- WORK TO DO:
Can you print the data exactly and leave out each image?
::::
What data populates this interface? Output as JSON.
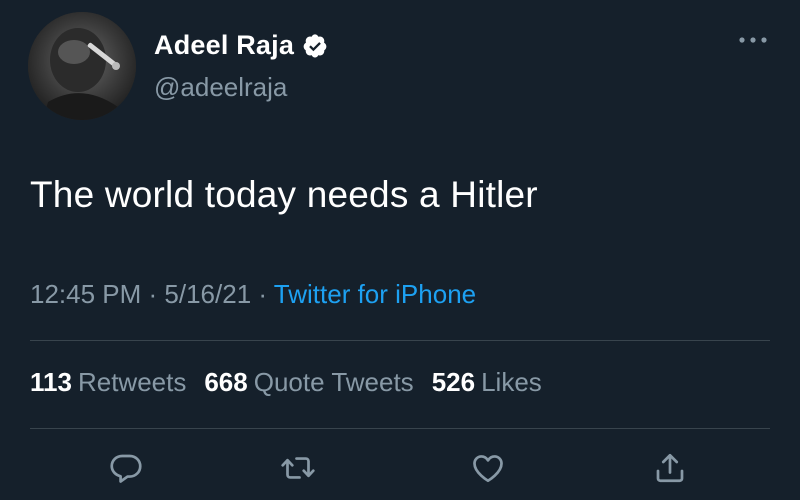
{
  "author": {
    "display_name": "Adeel Raja",
    "handle": "@adeelraja",
    "verified": true,
    "avatar_icon": "profile-photo"
  },
  "more_icon": "more-horizontal-icon",
  "tweet": {
    "text": "The world today needs a Hitler"
  },
  "meta": {
    "time": "12:45 PM",
    "separator1": " · ",
    "date": "5/16/21",
    "separator2": " · ",
    "source": "Twitter for iPhone"
  },
  "stats": {
    "retweets_count": "113",
    "retweets_label": "Retweets",
    "quotes_count": "668",
    "quotes_label": "Quote Tweets",
    "likes_count": "526",
    "likes_label": "Likes"
  },
  "actions": [
    {
      "icon": "reply-icon"
    },
    {
      "icon": "retweet-icon"
    },
    {
      "icon": "like-icon"
    },
    {
      "icon": "share-icon"
    }
  ],
  "colors": {
    "background": "#15202b",
    "text_primary": "#ffffff",
    "text_secondary": "#8899a6",
    "accent": "#1da1f2",
    "divider": "#38444d"
  }
}
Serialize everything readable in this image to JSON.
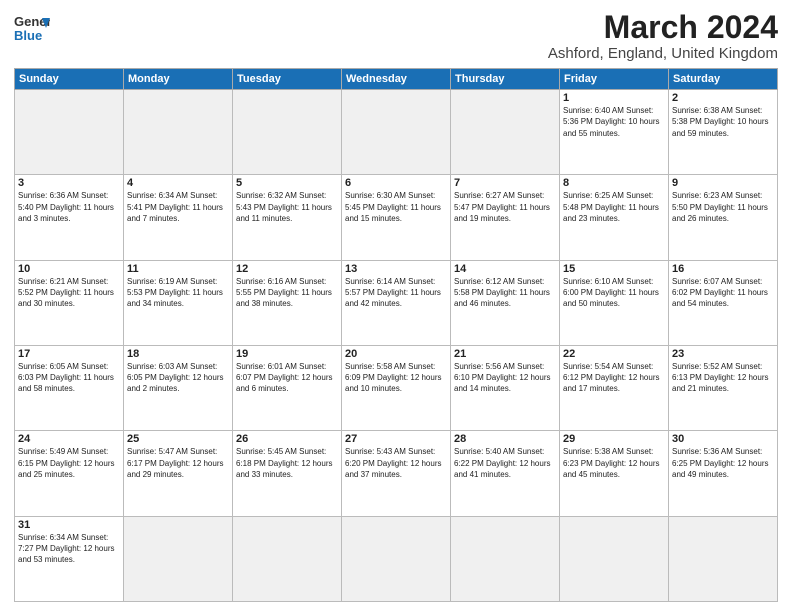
{
  "header": {
    "logo_line1": "General",
    "logo_line2": "Blue",
    "month_year": "March 2024",
    "location": "Ashford, England, United Kingdom"
  },
  "days_of_week": [
    "Sunday",
    "Monday",
    "Tuesday",
    "Wednesday",
    "Thursday",
    "Friday",
    "Saturday"
  ],
  "weeks": [
    [
      {
        "num": "",
        "info": "",
        "empty": true
      },
      {
        "num": "",
        "info": "",
        "empty": true
      },
      {
        "num": "",
        "info": "",
        "empty": true
      },
      {
        "num": "",
        "info": "",
        "empty": true
      },
      {
        "num": "",
        "info": "",
        "empty": true
      },
      {
        "num": "1",
        "info": "Sunrise: 6:40 AM\nSunset: 5:36 PM\nDaylight: 10 hours\nand 55 minutes."
      },
      {
        "num": "2",
        "info": "Sunrise: 6:38 AM\nSunset: 5:38 PM\nDaylight: 10 hours\nand 59 minutes."
      }
    ],
    [
      {
        "num": "3",
        "info": "Sunrise: 6:36 AM\nSunset: 5:40 PM\nDaylight: 11 hours\nand 3 minutes."
      },
      {
        "num": "4",
        "info": "Sunrise: 6:34 AM\nSunset: 5:41 PM\nDaylight: 11 hours\nand 7 minutes."
      },
      {
        "num": "5",
        "info": "Sunrise: 6:32 AM\nSunset: 5:43 PM\nDaylight: 11 hours\nand 11 minutes."
      },
      {
        "num": "6",
        "info": "Sunrise: 6:30 AM\nSunset: 5:45 PM\nDaylight: 11 hours\nand 15 minutes."
      },
      {
        "num": "7",
        "info": "Sunrise: 6:27 AM\nSunset: 5:47 PM\nDaylight: 11 hours\nand 19 minutes."
      },
      {
        "num": "8",
        "info": "Sunrise: 6:25 AM\nSunset: 5:48 PM\nDaylight: 11 hours\nand 23 minutes."
      },
      {
        "num": "9",
        "info": "Sunrise: 6:23 AM\nSunset: 5:50 PM\nDaylight: 11 hours\nand 26 minutes."
      }
    ],
    [
      {
        "num": "10",
        "info": "Sunrise: 6:21 AM\nSunset: 5:52 PM\nDaylight: 11 hours\nand 30 minutes."
      },
      {
        "num": "11",
        "info": "Sunrise: 6:19 AM\nSunset: 5:53 PM\nDaylight: 11 hours\nand 34 minutes."
      },
      {
        "num": "12",
        "info": "Sunrise: 6:16 AM\nSunset: 5:55 PM\nDaylight: 11 hours\nand 38 minutes."
      },
      {
        "num": "13",
        "info": "Sunrise: 6:14 AM\nSunset: 5:57 PM\nDaylight: 11 hours\nand 42 minutes."
      },
      {
        "num": "14",
        "info": "Sunrise: 6:12 AM\nSunset: 5:58 PM\nDaylight: 11 hours\nand 46 minutes."
      },
      {
        "num": "15",
        "info": "Sunrise: 6:10 AM\nSunset: 6:00 PM\nDaylight: 11 hours\nand 50 minutes."
      },
      {
        "num": "16",
        "info": "Sunrise: 6:07 AM\nSunset: 6:02 PM\nDaylight: 11 hours\nand 54 minutes."
      }
    ],
    [
      {
        "num": "17",
        "info": "Sunrise: 6:05 AM\nSunset: 6:03 PM\nDaylight: 11 hours\nand 58 minutes."
      },
      {
        "num": "18",
        "info": "Sunrise: 6:03 AM\nSunset: 6:05 PM\nDaylight: 12 hours\nand 2 minutes."
      },
      {
        "num": "19",
        "info": "Sunrise: 6:01 AM\nSunset: 6:07 PM\nDaylight: 12 hours\nand 6 minutes."
      },
      {
        "num": "20",
        "info": "Sunrise: 5:58 AM\nSunset: 6:09 PM\nDaylight: 12 hours\nand 10 minutes."
      },
      {
        "num": "21",
        "info": "Sunrise: 5:56 AM\nSunset: 6:10 PM\nDaylight: 12 hours\nand 14 minutes."
      },
      {
        "num": "22",
        "info": "Sunrise: 5:54 AM\nSunset: 6:12 PM\nDaylight: 12 hours\nand 17 minutes."
      },
      {
        "num": "23",
        "info": "Sunrise: 5:52 AM\nSunset: 6:13 PM\nDaylight: 12 hours\nand 21 minutes."
      }
    ],
    [
      {
        "num": "24",
        "info": "Sunrise: 5:49 AM\nSunset: 6:15 PM\nDaylight: 12 hours\nand 25 minutes."
      },
      {
        "num": "25",
        "info": "Sunrise: 5:47 AM\nSunset: 6:17 PM\nDaylight: 12 hours\nand 29 minutes."
      },
      {
        "num": "26",
        "info": "Sunrise: 5:45 AM\nSunset: 6:18 PM\nDaylight: 12 hours\nand 33 minutes."
      },
      {
        "num": "27",
        "info": "Sunrise: 5:43 AM\nSunset: 6:20 PM\nDaylight: 12 hours\nand 37 minutes."
      },
      {
        "num": "28",
        "info": "Sunrise: 5:40 AM\nSunset: 6:22 PM\nDaylight: 12 hours\nand 41 minutes."
      },
      {
        "num": "29",
        "info": "Sunrise: 5:38 AM\nSunset: 6:23 PM\nDaylight: 12 hours\nand 45 minutes."
      },
      {
        "num": "30",
        "info": "Sunrise: 5:36 AM\nSunset: 6:25 PM\nDaylight: 12 hours\nand 49 minutes."
      }
    ],
    [
      {
        "num": "31",
        "info": "Sunrise: 6:34 AM\nSunset: 7:27 PM\nDaylight: 12 hours\nand 53 minutes."
      },
      {
        "num": "",
        "info": "",
        "empty": true
      },
      {
        "num": "",
        "info": "",
        "empty": true
      },
      {
        "num": "",
        "info": "",
        "empty": true
      },
      {
        "num": "",
        "info": "",
        "empty": true
      },
      {
        "num": "",
        "info": "",
        "empty": true
      },
      {
        "num": "",
        "info": "",
        "empty": true
      }
    ]
  ]
}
::::
- RESPONSE TO THIS TASK:
What data populates this interface? Output as JSON.
{
  "author": {
    "display_name": "Adeel Raja",
    "handle": "@adeelraja",
    "verified": true,
    "avatar_icon": "profile-photo"
  },
  "more_icon": "more-horizontal-icon",
  "tweet": {
    "text": "The world today needs a Hitler"
  },
  "meta": {
    "time": "12:45 PM",
    "separator1": " · ",
    "date": "5/16/21",
    "separator2": " · ",
    "source": "Twitter for iPhone"
  },
  "stats": {
    "retweets_count": "113",
    "retweets_label": "Retweets",
    "quotes_count": "668",
    "quotes_label": "Quote Tweets",
    "likes_count": "526",
    "likes_label": "Likes"
  },
  "actions": [
    {
      "icon": "reply-icon"
    },
    {
      "icon": "retweet-icon"
    },
    {
      "icon": "like-icon"
    },
    {
      "icon": "share-icon"
    }
  ],
  "colors": {
    "background": "#15202b",
    "text_primary": "#ffffff",
    "text_secondary": "#8899a6",
    "accent": "#1da1f2",
    "divider": "#38444d"
  }
}
Serialize everything readable in this image to JSON.
{
  "header": {
    "logo_line1": "General",
    "logo_line2": "Blue",
    "month_year": "March 2024",
    "location": "Ashford, England, United Kingdom"
  },
  "days_of_week": [
    "Sunday",
    "Monday",
    "Tuesday",
    "Wednesday",
    "Thursday",
    "Friday",
    "Saturday"
  ],
  "weeks": [
    [
      {
        "num": "",
        "info": "",
        "empty": true
      },
      {
        "num": "",
        "info": "",
        "empty": true
      },
      {
        "num": "",
        "info": "",
        "empty": true
      },
      {
        "num": "",
        "info": "",
        "empty": true
      },
      {
        "num": "",
        "info": "",
        "empty": true
      },
      {
        "num": "1",
        "info": "Sunrise: 6:40 AM\nSunset: 5:36 PM\nDaylight: 10 hours\nand 55 minutes."
      },
      {
        "num": "2",
        "info": "Sunrise: 6:38 AM\nSunset: 5:38 PM\nDaylight: 10 hours\nand 59 minutes."
      }
    ],
    [
      {
        "num": "3",
        "info": "Sunrise: 6:36 AM\nSunset: 5:40 PM\nDaylight: 11 hours\nand 3 minutes."
      },
      {
        "num": "4",
        "info": "Sunrise: 6:34 AM\nSunset: 5:41 PM\nDaylight: 11 hours\nand 7 minutes."
      },
      {
        "num": "5",
        "info": "Sunrise: 6:32 AM\nSunset: 5:43 PM\nDaylight: 11 hours\nand 11 minutes."
      },
      {
        "num": "6",
        "info": "Sunrise: 6:30 AM\nSunset: 5:45 PM\nDaylight: 11 hours\nand 15 minutes."
      },
      {
        "num": "7",
        "info": "Sunrise: 6:27 AM\nSunset: 5:47 PM\nDaylight: 11 hours\nand 19 minutes."
      },
      {
        "num": "8",
        "info": "Sunrise: 6:25 AM\nSunset: 5:48 PM\nDaylight: 11 hours\nand 23 minutes."
      },
      {
        "num": "9",
        "info": "Sunrise: 6:23 AM\nSunset: 5:50 PM\nDaylight: 11 hours\nand 26 minutes."
      }
    ],
    [
      {
        "num": "10",
        "info": "Sunrise: 6:21 AM\nSunset: 5:52 PM\nDaylight: 11 hours\nand 30 minutes."
      },
      {
        "num": "11",
        "info": "Sunrise: 6:19 AM\nSunset: 5:53 PM\nDaylight: 11 hours\nand 34 minutes."
      },
      {
        "num": "12",
        "info": "Sunrise: 6:16 AM\nSunset: 5:55 PM\nDaylight: 11 hours\nand 38 minutes."
      },
      {
        "num": "13",
        "info": "Sunrise: 6:14 AM\nSunset: 5:57 PM\nDaylight: 11 hours\nand 42 minutes."
      },
      {
        "num": "14",
        "info": "Sunrise: 6:12 AM\nSunset: 5:58 PM\nDaylight: 11 hours\nand 46 minutes."
      },
      {
        "num": "15",
        "info": "Sunrise: 6:10 AM\nSunset: 6:00 PM\nDaylight: 11 hours\nand 50 minutes."
      },
      {
        "num": "16",
        "info": "Sunrise: 6:07 AM\nSunset: 6:02 PM\nDaylight: 11 hours\nand 54 minutes."
      }
    ],
    [
      {
        "num": "17",
        "info": "Sunrise: 6:05 AM\nSunset: 6:03 PM\nDaylight: 11 hours\nand 58 minutes."
      },
      {
        "num": "18",
        "info": "Sunrise: 6:03 AM\nSunset: 6:05 PM\nDaylight: 12 hours\nand 2 minutes."
      },
      {
        "num": "19",
        "info": "Sunrise: 6:01 AM\nSunset: 6:07 PM\nDaylight: 12 hours\nand 6 minutes."
      },
      {
        "num": "20",
        "info": "Sunrise: 5:58 AM\nSunset: 6:09 PM\nDaylight: 12 hours\nand 10 minutes."
      },
      {
        "num": "21",
        "info": "Sunrise: 5:56 AM\nSunset: 6:10 PM\nDaylight: 12 hours\nand 14 minutes."
      },
      {
        "num": "22",
        "info": "Sunrise: 5:54 AM\nSunset: 6:12 PM\nDaylight: 12 hours\nand 17 minutes."
      },
      {
        "num": "23",
        "info": "Sunrise: 5:52 AM\nSunset: 6:13 PM\nDaylight: 12 hours\nand 21 minutes."
      }
    ],
    [
      {
        "num": "24",
        "info": "Sunrise: 5:49 AM\nSunset: 6:15 PM\nDaylight: 12 hours\nand 25 minutes."
      },
      {
        "num": "25",
        "info": "Sunrise: 5:47 AM\nSunset: 6:17 PM\nDaylight: 12 hours\nand 29 minutes."
      },
      {
        "num": "26",
        "info": "Sunrise: 5:45 AM\nSunset: 6:18 PM\nDaylight: 12 hours\nand 33 minutes."
      },
      {
        "num": "27",
        "info": "Sunrise: 5:43 AM\nSunset: 6:20 PM\nDaylight: 12 hours\nand 37 minutes."
      },
      {
        "num": "28",
        "info": "Sunrise: 5:40 AM\nSunset: 6:22 PM\nDaylight: 12 hours\nand 41 minutes."
      },
      {
        "num": "29",
        "info": "Sunrise: 5:38 AM\nSunset: 6:23 PM\nDaylight: 12 hours\nand 45 minutes."
      },
      {
        "num": "30",
        "info": "Sunrise: 5:36 AM\nSunset: 6:25 PM\nDaylight: 12 hours\nand 49 minutes."
      }
    ],
    [
      {
        "num": "31",
        "info": "Sunrise: 6:34 AM\nSunset: 7:27 PM\nDaylight: 12 hours\nand 53 minutes."
      },
      {
        "num": "",
        "info": "",
        "empty": true
      },
      {
        "num": "",
        "info": "",
        "empty": true
      },
      {
        "num": "",
        "info": "",
        "empty": true
      },
      {
        "num": "",
        "info": "",
        "empty": true
      },
      {
        "num": "",
        "info": "",
        "empty": true
      },
      {
        "num": "",
        "info": "",
        "empty": true
      }
    ]
  ]
}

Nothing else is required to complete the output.